Stored records —
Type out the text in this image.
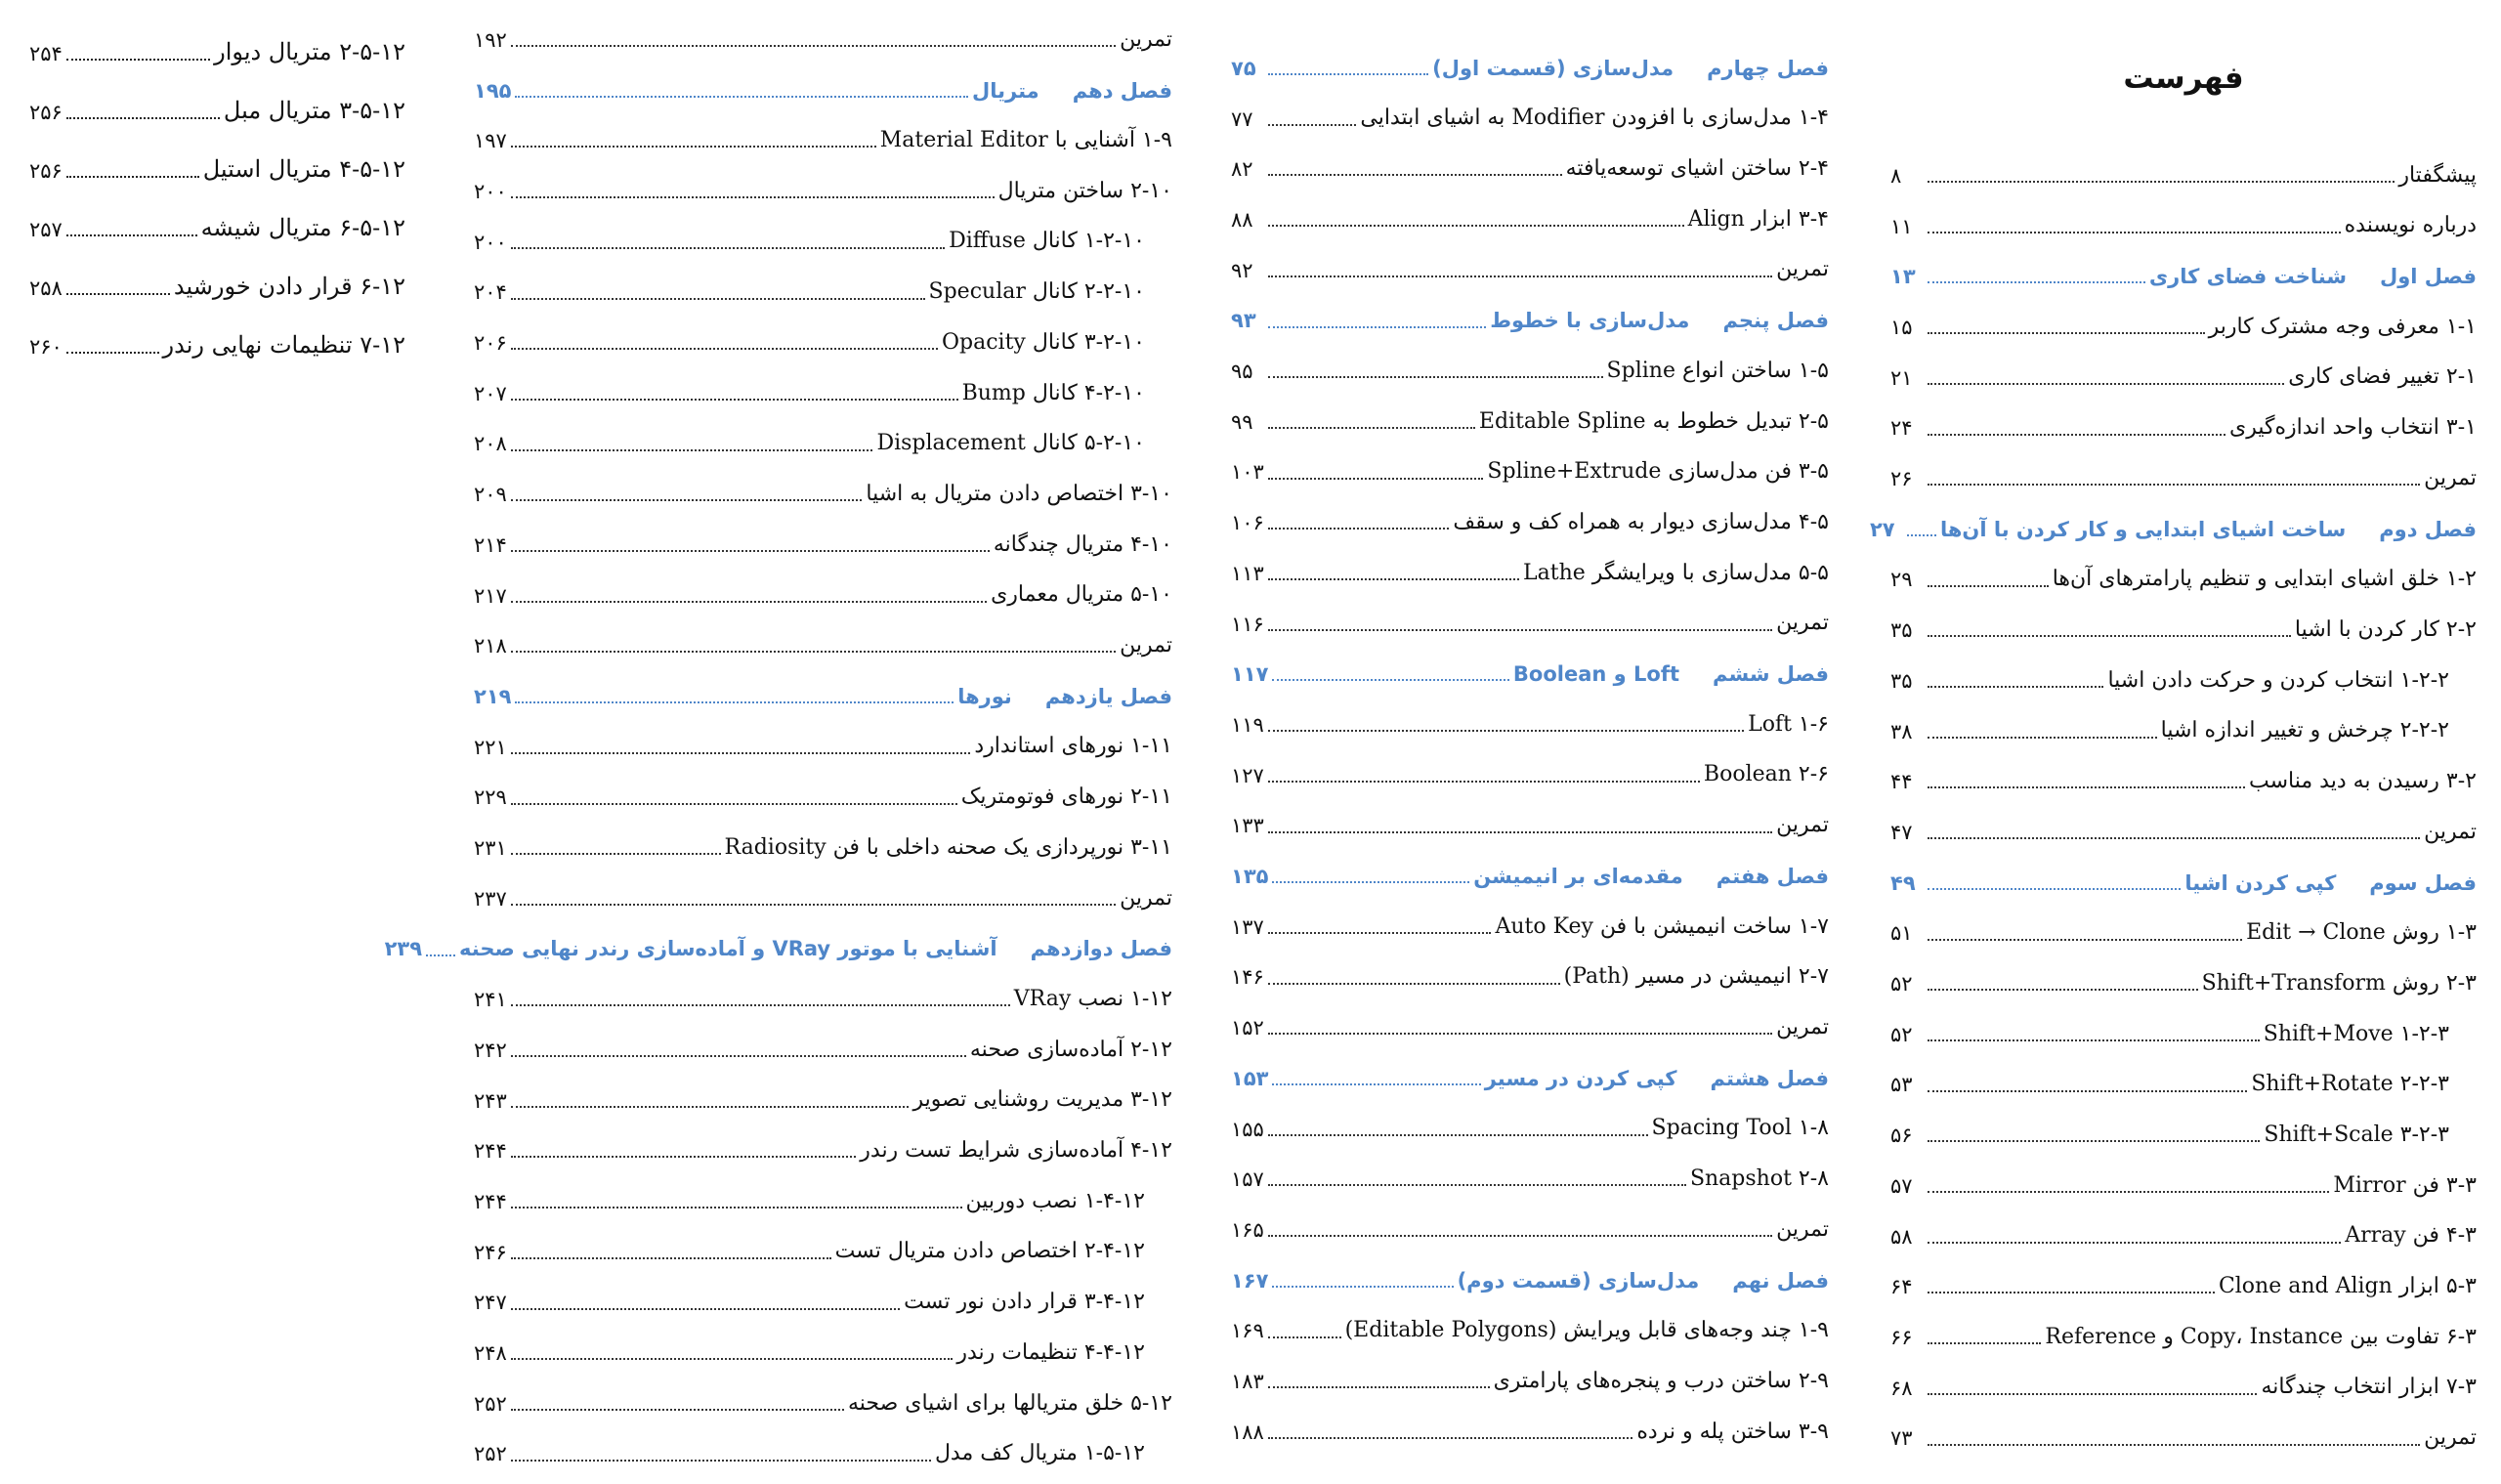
فهرست
پیشگفتار
۸
درباره نویسنده
۱۱
فصل اولشناخت فضای کاری
۱۳
۱-۱ معرفی وجه مشترک کاربر
۱۵
۲-۱ تغییر فضای کاری
۲۱
۳-۱ انتخاب واحد اندازه‌گیری
۲۴
تمرین
۲۶
فصل دومساخت اشیای ابتدایی و کار کردن با آن‌ها
۲۷
۱-۲ خلق اشیای ابتدایی و تنظیم پارامترهای آن‌ها
۲۹
۲-۲ کار کردن با اشیا
۳۵
۱-۲-۲ انتخاب کردن و حرکت دادن اشیا
۳۵
۲-۲-۲ چرخش و تغییر اندازه اشیا
۳۸
۳-۲ رسیدن به دید مناسب
۴۴
تمرین
۴۷
فصل سومکپی کردن اشیا
۴۹
۱-۳ روش Edit → Clone
۵۱
۲-۳ روش Shift+Transform
۵۲
۱-۲-۳ Shift+Move
۵۲
۲-۲-۳ Shift+Rotate
۵۳
۳-۲-۳ Shift+Scale
۵۶
۳-۳ فن Mirror
۵۷
۴-۳ فن Array
۵۸
۵-۳ ابزار Clone and Align
۶۴
۶-۳ تفاوت بین Copy، Instance و Reference
۶۶
۷-۳ ابزار انتخاب چندگانه
۶۸
تمرین
۷۳
فصل چهارممدل‌سازی (قسمت اول)
۷۵
۱-۴ مدل‌سازی با افزودن Modifier به اشیای ابتدایی
۷۷
۲-۴ ساختن اشیای توسعه‌یافته
۸۲
۳-۴ ابزار Align
۸۸
تمرین
۹۲
فصل پنجممدل‌سازی با خطوط
۹۳
۱-۵ ساختن انواع Spline
۹۵
۲-۵ تبدیل خطوط به Editable Spline
۹۹
۳-۵ فن مدل‌سازی Spline+Extrude
۱۰۳
۴-۵ مدل‌سازی دیوار به همراه کف و سقف
۱۰۶
۵-۵ مدل‌سازی با ویرایشگر Lathe
۱۱۳
تمرین
۱۱۶
فصل ششمLoft و Boolean
۱۱۷
۱-۶ Loft
۱۱۹
۲-۶ Boolean
۱۲۷
تمرین
۱۳۳
فصل هفتممقدمه‌ای بر انیمیشن
۱۳۵
۱-۷ ساخت انیمیشن با فن Auto Key
۱۳۷
۲-۷ انیمیشن در مسیر (Path)
۱۴۶
تمرین
۱۵۲
فصل هشتمکپی کردن در مسیر
۱۵۳
۱-۸ Spacing Tool
۱۵۵
۲-۸ Snapshot
۱۵۷
تمرین
۱۶۵
فصل نهممدل‌سازی (قسمت دوم)
۱۶۷
۱-۹ چند وجه‌های قابل ویرایش (Editable Polygons)
۱۶۹
۲-۹ ساختن درب و پنجره‌های پارامتری
۱۸۳
۳-۹ ساختن پله و نرده
۱۸۸
تمرین
۱۹۲
فصل دهممتریال
۱۹۵
۱-۹ آشنایی با Material Editor
۱۹۷
۲-۱۰ ساختن متریال
۲۰۰
۱-۲-۱۰ کانال Diffuse
۲۰۰
۲-۲-۱۰ کانال Specular
۲۰۴
۳-۲-۱۰ کانال Opacity
۲۰۶
۴-۲-۱۰ کانال Bump
۲۰۷
۵-۲-۱۰ کانال Displacement
۲۰۸
۳-۱۰ اختصاص دادن متریال به اشیا
۲۰۹
۴-۱۰ متریال چندگانه
۲۱۴
۵-۱۰ متریال معماری
۲۱۷
تمرین
۲۱۸
فصل یازدهمنورها
۲۱۹
۱-۱۱ نورهای استاندارد
۲۲۱
۲-۱۱ نورهای فوتومتریک
۲۲۹
۳-۱۱ نورپردازی یک صحنه داخلی با فن Radiosity
۲۳۱
تمرین
۲۳۷
فصل دوازدهمآشنایی با موتور VRay و آماده‌سازی رندر نهایی صحنه
۲۳۹
۱-۱۲ نصب VRay
۲۴۱
۲-۱۲ آماده‌سازی صحنه
۲۴۲
۳-۱۲ مدیریت روشنایی تصویر
۲۴۳
۴-۱۲ آماده‌سازی شرایط تست رندر
۲۴۴
۱-۴-۱۲ نصب دوربین
۲۴۴
۲-۴-۱۲ اختصاص دادن متریال تست
۲۴۶
۳-۴-۱۲ قرار دادن نور تست
۲۴۷
۴-۴-۱۲ تنظیمات رندر
۲۴۸
۵-۱۲ خلق متریالها برای اشیای صحنه
۲۵۲
۱-۵-۱۲ متریال کف مدل
۲۵۲
۲-۵-۱۲ متریال دیوار
۲۵۴
۳-۵-۱۲ متریال مبل
۲۵۶
۴-۵-۱۲ متریال استیل
۲۵۶
۶-۵-۱۲ متریال شیشه
۲۵۷
۶-۱۲ قرار دادن خورشید
۲۵۸
۷-۱۲ تنظیمات نهایی رندر
۲۶۰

The exercise —
Go through the entries above and copy every line containing "دیوار".

Answer for the task —
۴-۵ مدل‌سازی دیوار به همراه کف و سقف
۲-۵-۱۲ متریال دیوار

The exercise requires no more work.